[Items from a dataset]

********************

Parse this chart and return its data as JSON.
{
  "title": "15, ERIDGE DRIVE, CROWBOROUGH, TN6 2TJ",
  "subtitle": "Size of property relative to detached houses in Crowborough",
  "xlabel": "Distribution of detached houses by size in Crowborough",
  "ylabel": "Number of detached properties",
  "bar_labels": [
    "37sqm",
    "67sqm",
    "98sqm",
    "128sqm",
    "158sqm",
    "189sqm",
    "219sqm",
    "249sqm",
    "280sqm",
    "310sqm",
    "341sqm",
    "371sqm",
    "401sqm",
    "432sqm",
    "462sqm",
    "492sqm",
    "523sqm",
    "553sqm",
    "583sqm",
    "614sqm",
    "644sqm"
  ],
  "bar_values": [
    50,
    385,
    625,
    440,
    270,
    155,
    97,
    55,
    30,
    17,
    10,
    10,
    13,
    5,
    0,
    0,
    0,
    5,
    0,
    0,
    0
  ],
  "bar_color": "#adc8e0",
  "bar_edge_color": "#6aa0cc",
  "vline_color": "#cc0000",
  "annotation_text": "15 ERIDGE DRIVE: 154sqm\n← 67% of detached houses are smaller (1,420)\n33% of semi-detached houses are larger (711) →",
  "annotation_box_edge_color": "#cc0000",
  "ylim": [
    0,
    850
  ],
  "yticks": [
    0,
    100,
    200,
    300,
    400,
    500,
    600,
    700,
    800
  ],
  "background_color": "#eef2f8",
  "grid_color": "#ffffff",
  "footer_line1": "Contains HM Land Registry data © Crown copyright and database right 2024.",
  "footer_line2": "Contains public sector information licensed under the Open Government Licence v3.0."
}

********************

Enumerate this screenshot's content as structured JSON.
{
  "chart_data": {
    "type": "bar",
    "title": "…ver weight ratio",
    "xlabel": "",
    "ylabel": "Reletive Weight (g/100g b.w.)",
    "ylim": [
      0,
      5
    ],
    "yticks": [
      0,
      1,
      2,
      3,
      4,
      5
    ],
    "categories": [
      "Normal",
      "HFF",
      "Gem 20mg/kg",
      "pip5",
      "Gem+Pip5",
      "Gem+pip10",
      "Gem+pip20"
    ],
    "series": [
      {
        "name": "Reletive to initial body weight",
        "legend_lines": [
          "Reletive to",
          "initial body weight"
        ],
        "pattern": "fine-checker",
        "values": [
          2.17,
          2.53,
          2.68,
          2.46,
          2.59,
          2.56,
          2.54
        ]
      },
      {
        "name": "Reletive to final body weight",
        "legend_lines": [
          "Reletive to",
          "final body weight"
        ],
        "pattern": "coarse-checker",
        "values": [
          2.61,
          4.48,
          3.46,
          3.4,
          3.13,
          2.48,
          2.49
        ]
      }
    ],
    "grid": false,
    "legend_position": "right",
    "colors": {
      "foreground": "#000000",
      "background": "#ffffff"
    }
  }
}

********************

** OBJECTIVE **
A line counts if it holds the word "Reletive". How many lines of the entries count? Give the number only.

** TASK OUTPUT **
5